Your task is to transcribe all the entries exactly, excluding pictures.

:: Records supplied ::

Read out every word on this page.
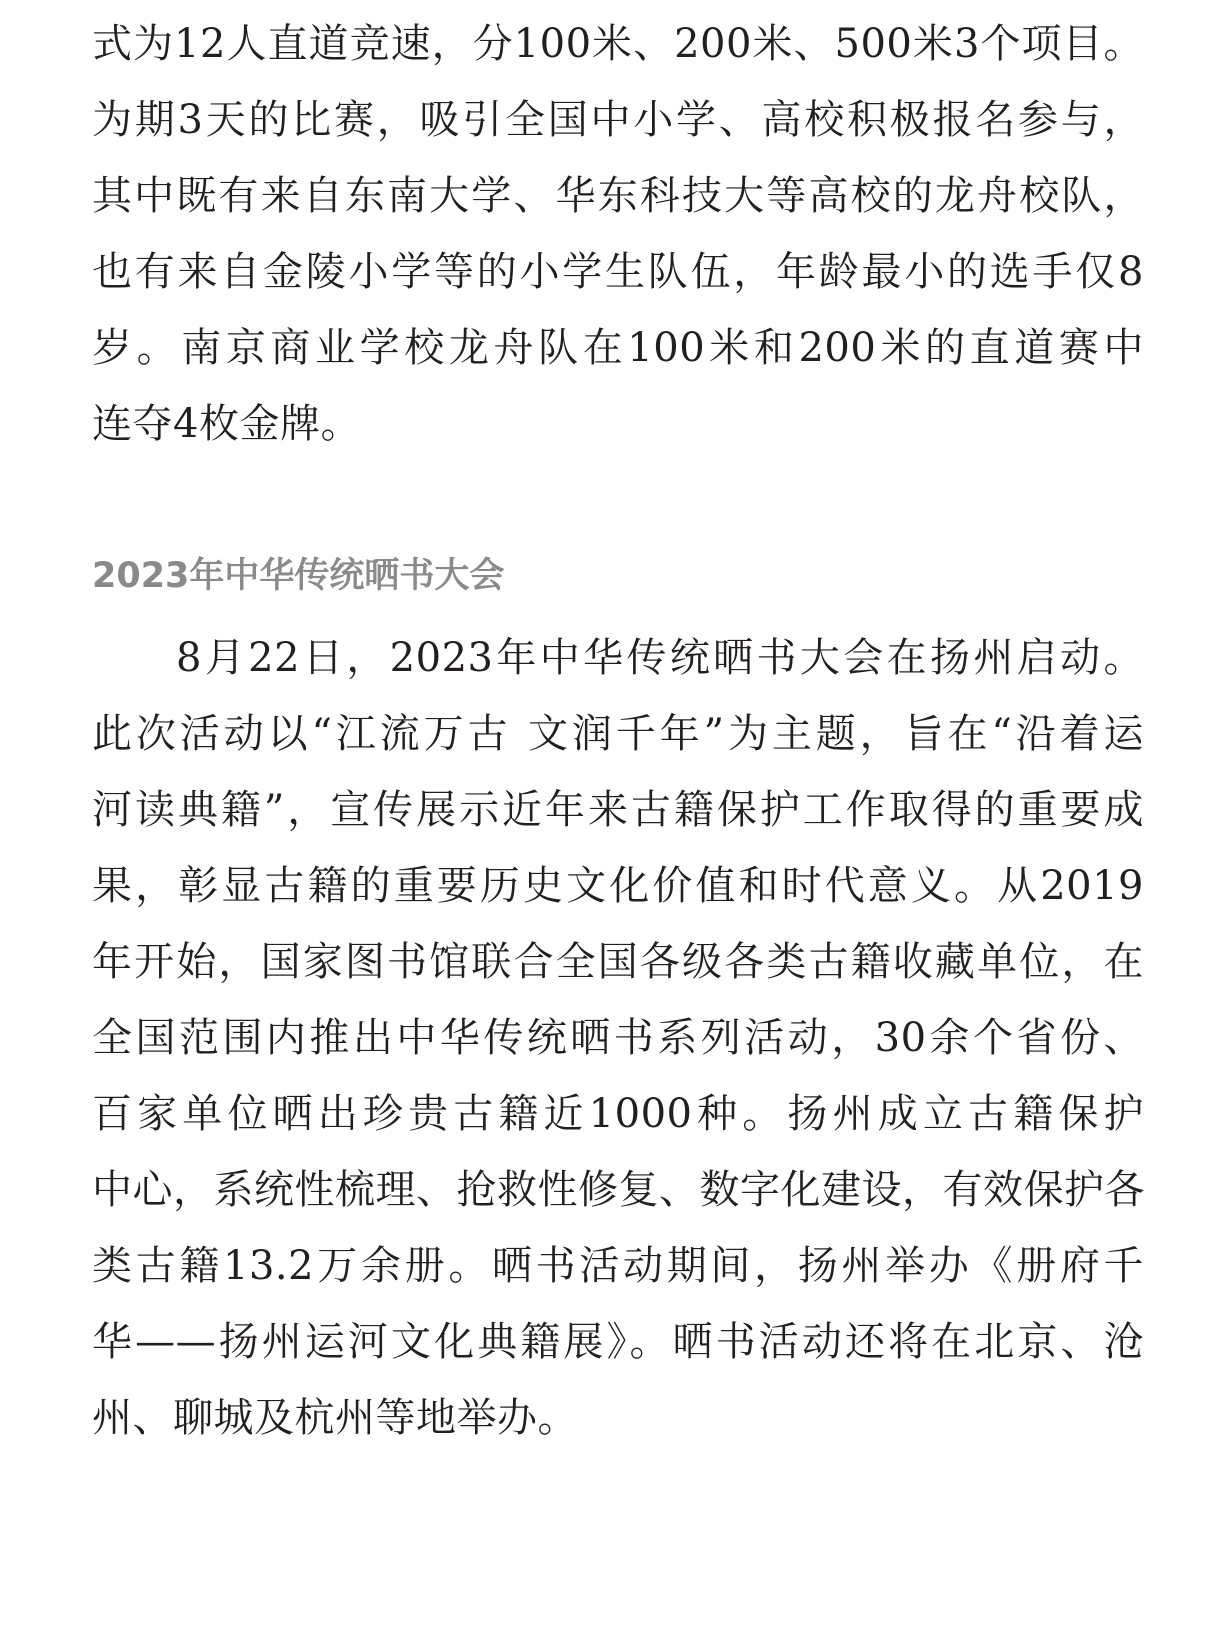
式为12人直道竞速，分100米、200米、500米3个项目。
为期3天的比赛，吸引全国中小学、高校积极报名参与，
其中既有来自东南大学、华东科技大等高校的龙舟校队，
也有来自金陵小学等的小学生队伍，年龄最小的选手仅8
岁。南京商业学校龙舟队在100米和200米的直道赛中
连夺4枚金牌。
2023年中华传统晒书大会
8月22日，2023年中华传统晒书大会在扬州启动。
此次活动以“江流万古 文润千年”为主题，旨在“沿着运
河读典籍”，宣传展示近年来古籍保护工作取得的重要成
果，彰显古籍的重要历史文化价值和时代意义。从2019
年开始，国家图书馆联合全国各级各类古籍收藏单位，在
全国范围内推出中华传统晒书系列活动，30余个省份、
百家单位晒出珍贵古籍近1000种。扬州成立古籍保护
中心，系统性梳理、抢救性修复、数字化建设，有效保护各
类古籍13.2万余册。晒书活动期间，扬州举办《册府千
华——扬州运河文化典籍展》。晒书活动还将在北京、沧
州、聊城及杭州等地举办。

:::

Answer to this exercise:
Read out every word on this page.
式为12人直道竞速，分100米、200米、500米3个项目。
为期3天的比赛，吸引全国中小学、高校积极报名参与，
其中既有来自东南大学、华东科技大等高校的龙舟校队，
也有来自金陵小学等的小学生队伍，年龄最小的选手仅8
岁。南京商业学校龙舟队在100米和200米的直道赛中
连夺4枚金牌。
2023年中华传统晒书大会
8月22日，2023年中华传统晒书大会在扬州启动。
此次活动以“江流万古 文润千年”为主题，旨在“沿着运
河读典籍”，宣传展示近年来古籍保护工作取得的重要成
果，彰显古籍的重要历史文化价值和时代意义。从2019
年开始，国家图书馆联合全国各级各类古籍收藏单位，在
全国范围内推出中华传统晒书系列活动，30余个省份、
百家单位晒出珍贵古籍近1000种。扬州成立古籍保护
中心，系统性梳理、抢救性修复、数字化建设，有效保护各
类古籍13.2万余册。晒书活动期间，扬州举办《册府千
华——扬州运河文化典籍展》。晒书活动还将在北京、沧
州、聊城及杭州等地举办。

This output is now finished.